**** SOURCE MATERIAL
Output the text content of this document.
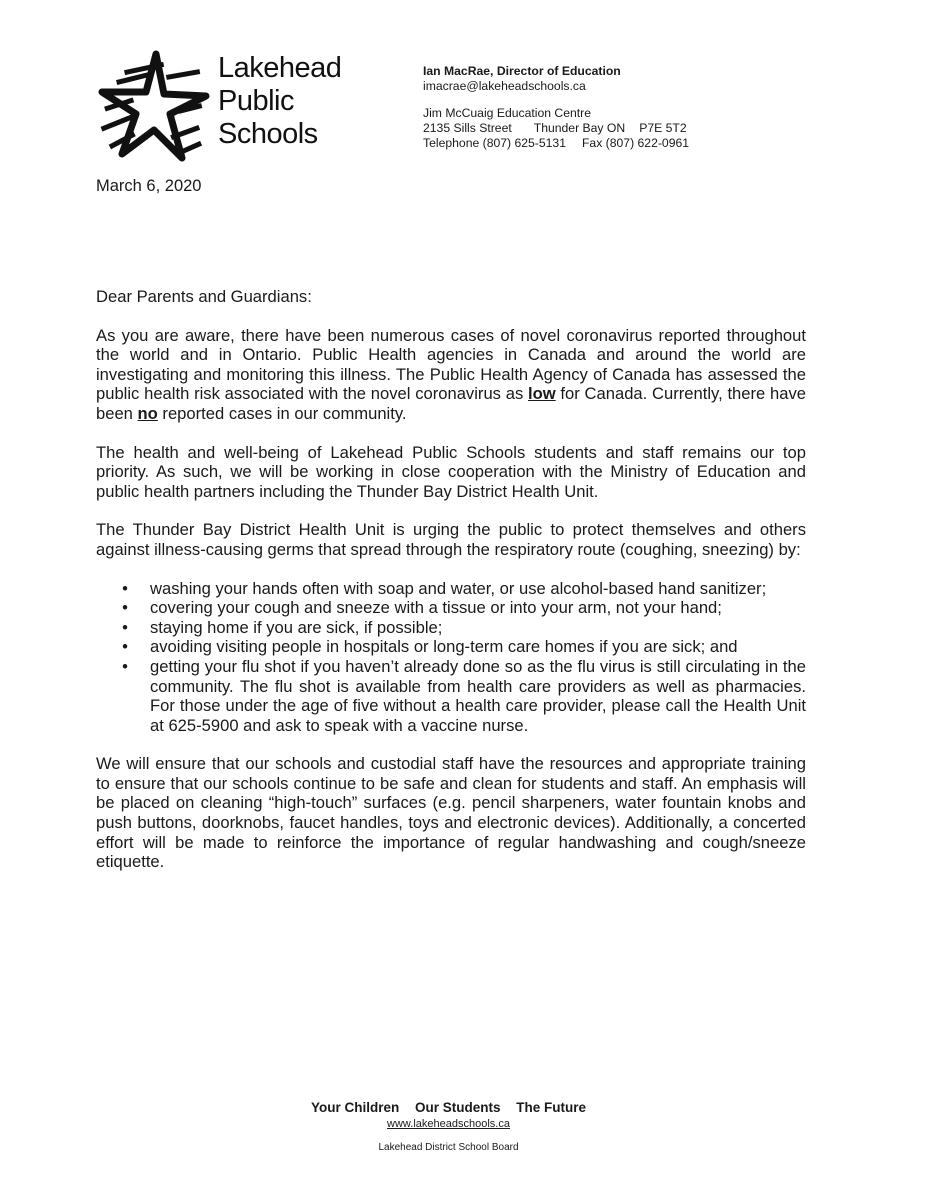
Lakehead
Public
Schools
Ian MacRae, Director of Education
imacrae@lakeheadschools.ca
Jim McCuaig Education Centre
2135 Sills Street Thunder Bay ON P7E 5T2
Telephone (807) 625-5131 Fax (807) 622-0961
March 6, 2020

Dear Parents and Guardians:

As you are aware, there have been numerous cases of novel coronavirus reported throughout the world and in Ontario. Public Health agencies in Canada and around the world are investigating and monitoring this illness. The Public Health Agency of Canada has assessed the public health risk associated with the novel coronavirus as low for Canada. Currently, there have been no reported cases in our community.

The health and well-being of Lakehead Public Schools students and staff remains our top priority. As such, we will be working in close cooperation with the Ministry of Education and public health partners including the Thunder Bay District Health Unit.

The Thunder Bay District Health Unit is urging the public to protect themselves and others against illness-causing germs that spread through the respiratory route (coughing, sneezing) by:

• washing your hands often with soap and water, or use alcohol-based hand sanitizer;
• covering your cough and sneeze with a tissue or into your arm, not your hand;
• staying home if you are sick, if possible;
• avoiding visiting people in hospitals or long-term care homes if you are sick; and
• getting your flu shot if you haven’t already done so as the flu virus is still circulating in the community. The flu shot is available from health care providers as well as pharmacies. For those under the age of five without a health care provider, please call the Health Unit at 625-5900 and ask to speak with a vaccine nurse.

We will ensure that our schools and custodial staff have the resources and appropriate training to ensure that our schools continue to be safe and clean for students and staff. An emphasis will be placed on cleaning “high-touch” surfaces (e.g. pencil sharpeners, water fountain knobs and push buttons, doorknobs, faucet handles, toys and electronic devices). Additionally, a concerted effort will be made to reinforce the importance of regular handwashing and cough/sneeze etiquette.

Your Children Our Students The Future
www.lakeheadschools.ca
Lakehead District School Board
********
**** SOURCE MATERIAL
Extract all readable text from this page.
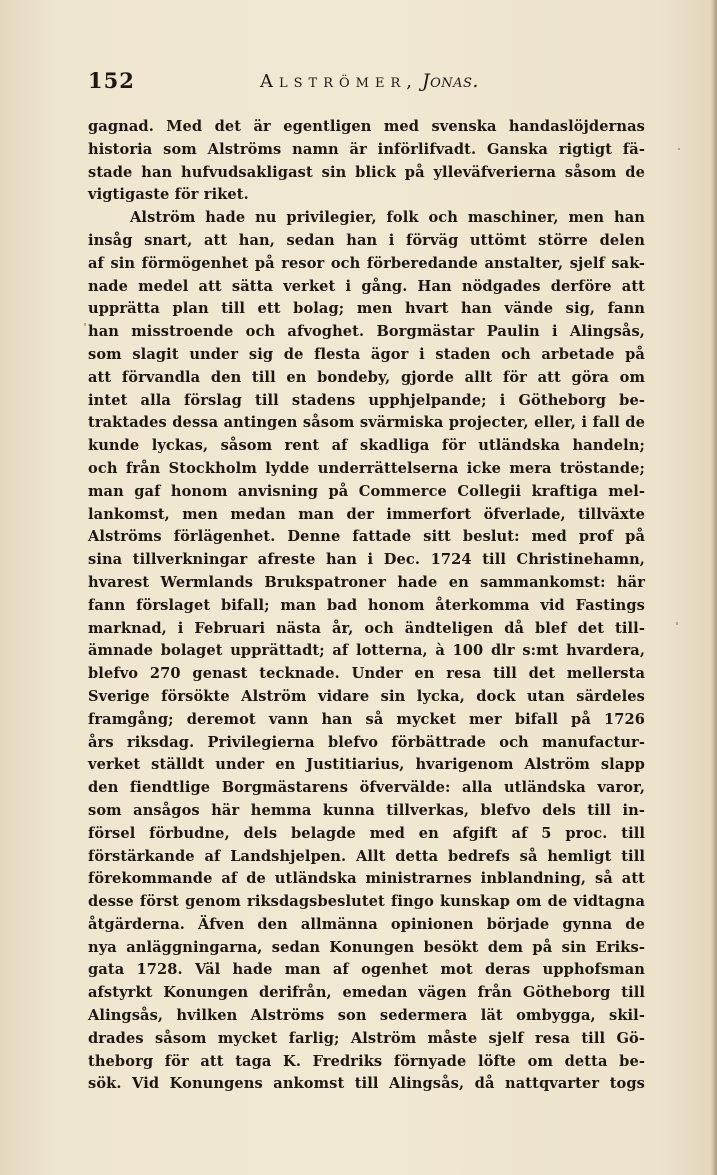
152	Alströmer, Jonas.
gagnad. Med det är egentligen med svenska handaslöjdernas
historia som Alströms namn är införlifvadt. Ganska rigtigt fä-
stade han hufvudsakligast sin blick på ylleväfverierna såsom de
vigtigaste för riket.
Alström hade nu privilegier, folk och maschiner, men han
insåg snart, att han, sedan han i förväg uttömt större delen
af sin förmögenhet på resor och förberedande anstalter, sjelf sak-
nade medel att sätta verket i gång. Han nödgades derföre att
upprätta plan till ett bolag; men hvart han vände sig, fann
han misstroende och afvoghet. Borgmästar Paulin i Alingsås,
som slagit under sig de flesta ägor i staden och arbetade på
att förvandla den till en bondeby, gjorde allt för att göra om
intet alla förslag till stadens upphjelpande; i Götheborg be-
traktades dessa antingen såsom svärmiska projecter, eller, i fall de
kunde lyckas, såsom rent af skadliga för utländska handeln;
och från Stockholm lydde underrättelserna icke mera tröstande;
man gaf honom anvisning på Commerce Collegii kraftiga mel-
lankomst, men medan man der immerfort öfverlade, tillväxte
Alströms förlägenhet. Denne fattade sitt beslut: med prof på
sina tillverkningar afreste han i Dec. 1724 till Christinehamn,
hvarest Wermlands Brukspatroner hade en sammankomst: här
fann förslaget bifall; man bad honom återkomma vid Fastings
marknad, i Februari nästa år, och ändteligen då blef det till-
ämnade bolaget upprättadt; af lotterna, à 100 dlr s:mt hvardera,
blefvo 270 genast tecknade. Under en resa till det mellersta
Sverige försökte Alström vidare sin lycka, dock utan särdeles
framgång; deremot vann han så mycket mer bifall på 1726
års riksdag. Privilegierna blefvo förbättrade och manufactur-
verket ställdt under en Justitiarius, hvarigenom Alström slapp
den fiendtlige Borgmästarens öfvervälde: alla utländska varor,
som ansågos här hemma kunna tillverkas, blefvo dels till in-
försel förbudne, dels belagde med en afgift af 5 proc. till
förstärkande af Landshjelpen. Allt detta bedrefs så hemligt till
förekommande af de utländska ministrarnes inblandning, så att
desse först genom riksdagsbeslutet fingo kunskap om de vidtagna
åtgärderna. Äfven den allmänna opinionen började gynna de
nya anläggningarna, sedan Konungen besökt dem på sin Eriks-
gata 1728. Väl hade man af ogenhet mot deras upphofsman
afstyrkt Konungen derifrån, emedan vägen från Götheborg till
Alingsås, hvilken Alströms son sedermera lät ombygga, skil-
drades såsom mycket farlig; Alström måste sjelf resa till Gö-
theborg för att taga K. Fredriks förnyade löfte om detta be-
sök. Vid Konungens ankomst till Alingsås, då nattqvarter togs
********
**** SOURCE MATERIAL
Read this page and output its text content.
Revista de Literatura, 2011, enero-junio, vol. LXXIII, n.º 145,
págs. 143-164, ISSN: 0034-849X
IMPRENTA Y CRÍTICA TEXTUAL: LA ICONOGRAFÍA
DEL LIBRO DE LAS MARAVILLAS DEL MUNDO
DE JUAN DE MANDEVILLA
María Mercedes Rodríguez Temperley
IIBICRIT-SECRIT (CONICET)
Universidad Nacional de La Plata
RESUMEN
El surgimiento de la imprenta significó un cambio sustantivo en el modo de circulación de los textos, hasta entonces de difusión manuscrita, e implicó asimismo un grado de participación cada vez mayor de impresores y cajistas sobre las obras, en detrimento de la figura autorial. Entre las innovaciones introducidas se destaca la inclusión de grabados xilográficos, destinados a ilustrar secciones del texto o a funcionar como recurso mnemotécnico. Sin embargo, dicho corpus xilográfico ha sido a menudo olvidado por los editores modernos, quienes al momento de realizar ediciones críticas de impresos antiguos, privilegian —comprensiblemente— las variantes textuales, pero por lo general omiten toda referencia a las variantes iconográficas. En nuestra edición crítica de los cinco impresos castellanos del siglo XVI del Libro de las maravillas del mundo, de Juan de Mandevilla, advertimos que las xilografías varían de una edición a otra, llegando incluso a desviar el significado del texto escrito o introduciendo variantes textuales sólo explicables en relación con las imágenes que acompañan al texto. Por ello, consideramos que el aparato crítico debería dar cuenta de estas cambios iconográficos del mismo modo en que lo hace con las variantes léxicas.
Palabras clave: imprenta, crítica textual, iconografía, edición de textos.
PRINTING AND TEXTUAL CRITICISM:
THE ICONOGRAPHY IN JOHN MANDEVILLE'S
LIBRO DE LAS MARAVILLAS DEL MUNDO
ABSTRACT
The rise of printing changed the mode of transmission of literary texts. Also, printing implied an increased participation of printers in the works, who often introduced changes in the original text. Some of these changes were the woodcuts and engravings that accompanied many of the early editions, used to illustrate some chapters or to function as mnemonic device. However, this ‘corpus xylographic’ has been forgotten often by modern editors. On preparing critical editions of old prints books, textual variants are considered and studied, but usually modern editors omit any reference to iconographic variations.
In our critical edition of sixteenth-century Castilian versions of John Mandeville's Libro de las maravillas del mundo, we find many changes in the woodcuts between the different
********
*YOUR GOAL*
One number is the expected answer: the count of lines above that hold the word "District".

*RESPONSE TO THIS EXERCISE*
3